* **What is required**
Can you write out all the lines word for word, with no pictures?
-- start Dataset extract --
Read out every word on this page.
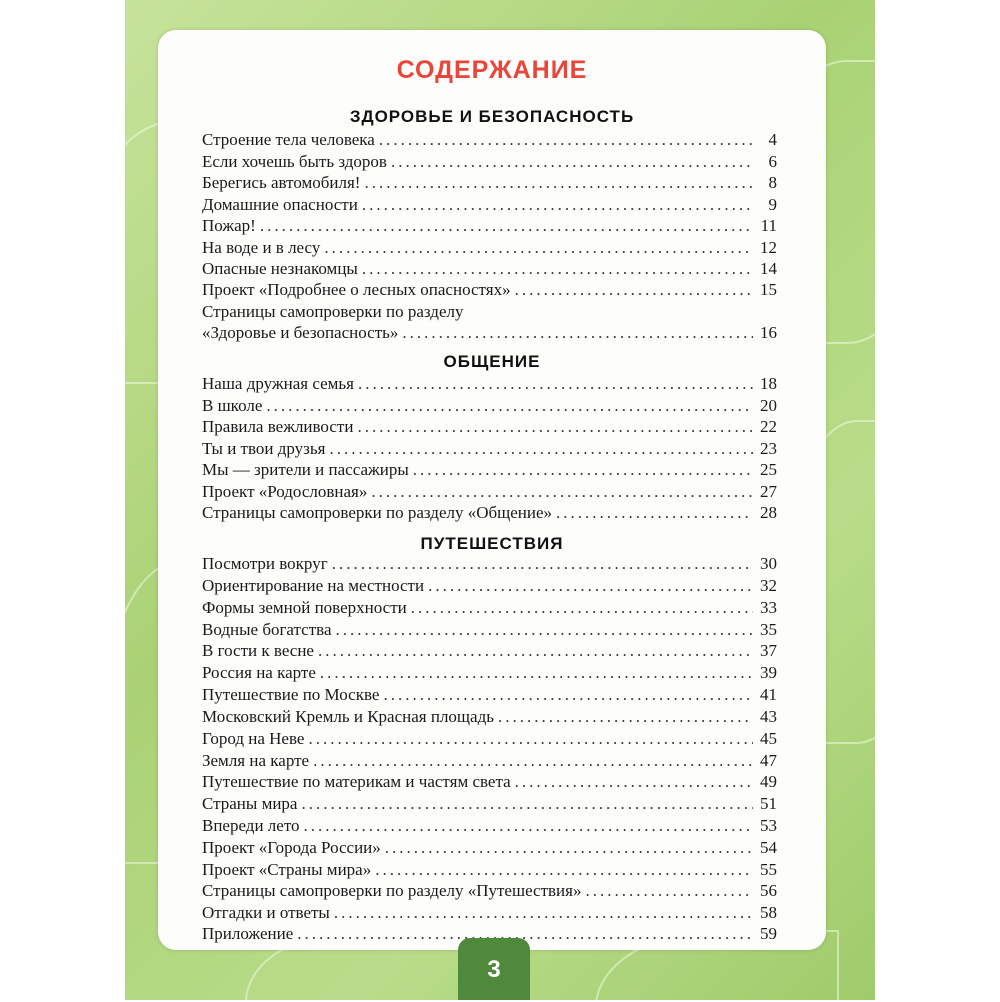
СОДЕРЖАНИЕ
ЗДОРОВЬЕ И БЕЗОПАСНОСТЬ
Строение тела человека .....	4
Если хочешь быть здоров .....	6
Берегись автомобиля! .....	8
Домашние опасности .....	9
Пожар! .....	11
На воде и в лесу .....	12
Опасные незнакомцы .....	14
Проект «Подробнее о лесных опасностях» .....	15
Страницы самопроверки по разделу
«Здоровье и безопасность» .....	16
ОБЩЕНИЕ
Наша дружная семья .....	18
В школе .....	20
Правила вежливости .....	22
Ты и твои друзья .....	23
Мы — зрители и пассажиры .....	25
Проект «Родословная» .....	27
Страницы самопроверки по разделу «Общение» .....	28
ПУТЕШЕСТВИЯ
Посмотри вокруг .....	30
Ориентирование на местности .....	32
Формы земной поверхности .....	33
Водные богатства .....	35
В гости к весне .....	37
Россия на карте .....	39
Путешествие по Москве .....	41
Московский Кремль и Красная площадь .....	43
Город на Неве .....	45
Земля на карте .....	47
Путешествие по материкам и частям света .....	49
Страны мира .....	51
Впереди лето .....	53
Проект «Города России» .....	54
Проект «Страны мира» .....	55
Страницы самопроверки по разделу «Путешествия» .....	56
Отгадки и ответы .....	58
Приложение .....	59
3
-- end Dataset extract --
* **Result for this task**
Read out every word on this page.
СОДЕРЖАНИЕ
ЗДОРОВЬЕ И БЕЗОПАСНОСТЬ
Строение тела человека .....	4
Если хочешь быть здоров .....	6
Берегись автомобиля! .....	8
Домашние опасности .....	9
Пожар! .....	11
На воде и в лесу .....	12
Опасные незнакомцы .....	14
Проект «Подробнее о лесных опасностях» .....	15
Страницы самопроверки по разделу
«Здоровье и безопасность» .....	16
ОБЩЕНИЕ
Наша дружная семья .....	18
В школе .....	20
Правила вежливости .....	22
Ты и твои друзья .....	23
Мы — зрители и пассажиры .....	25
Проект «Родословная» .....	27
Страницы самопроверки по разделу «Общение» .....	28
ПУТЕШЕСТВИЯ
Посмотри вокруг .....	30
Ориентирование на местности .....	32
Формы земной поверхности .....	33
Водные богатства .....	35
В гости к весне .....	37
Россия на карте .....	39
Путешествие по Москве .....	41
Московский Кремль и Красная площадь .....	43
Город на Неве .....	45
Земля на карте .....	47
Путешествие по материкам и частям света .....	49
Страны мира .....	51
Впереди лето .....	53
Проект «Города России» .....	54
Проект «Страны мира» .....	55
Страницы самопроверки по разделу «Путешествия» .....	56
Отгадки и ответы .....	58
Приложение .....	59
3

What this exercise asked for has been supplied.